- **What you have to do**
Exactly repeat the material, dropping every picture from the copy.

- **Excerpted records**
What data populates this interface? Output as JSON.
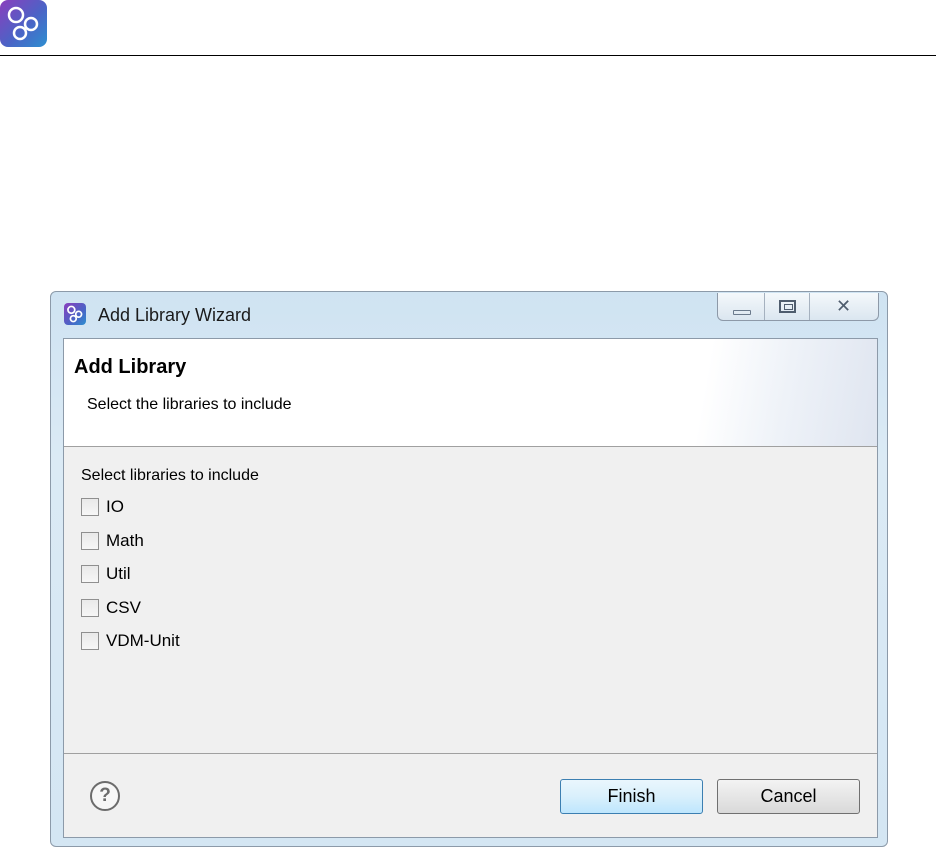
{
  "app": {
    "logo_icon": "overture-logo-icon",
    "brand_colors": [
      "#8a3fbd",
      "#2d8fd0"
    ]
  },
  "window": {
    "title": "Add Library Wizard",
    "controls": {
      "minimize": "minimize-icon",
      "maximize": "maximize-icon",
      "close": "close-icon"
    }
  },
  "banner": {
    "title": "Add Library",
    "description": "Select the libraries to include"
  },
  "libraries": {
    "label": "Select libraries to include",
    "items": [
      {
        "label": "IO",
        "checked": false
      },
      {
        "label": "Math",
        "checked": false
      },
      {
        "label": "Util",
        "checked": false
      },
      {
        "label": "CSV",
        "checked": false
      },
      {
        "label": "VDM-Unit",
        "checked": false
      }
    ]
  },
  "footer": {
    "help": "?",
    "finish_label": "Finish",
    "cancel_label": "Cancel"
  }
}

- **Full response**
What data populates this interface? Output as JSON.
{
  "app": {
    "logo_icon": "overture-logo-icon",
    "brand_colors": [
      "#8a3fbd",
      "#2d8fd0"
    ]
  },
  "window": {
    "title": "Add Library Wizard",
    "controls": {
      "minimize": "minimize-icon",
      "maximize": "maximize-icon",
      "close": "close-icon"
    }
  },
  "banner": {
    "title": "Add Library",
    "description": "Select the libraries to include"
  },
  "libraries": {
    "label": "Select libraries to include",
    "items": [
      {
        "label": "IO",
        "checked": false
      },
      {
        "label": "Math",
        "checked": false
      },
      {
        "label": "Util",
        "checked": false
      },
      {
        "label": "CSV",
        "checked": false
      },
      {
        "label": "VDM-Unit",
        "checked": false
      }
    ]
  },
  "footer": {
    "help": "?",
    "finish_label": "Finish",
    "cancel_label": "Cancel"
  }
}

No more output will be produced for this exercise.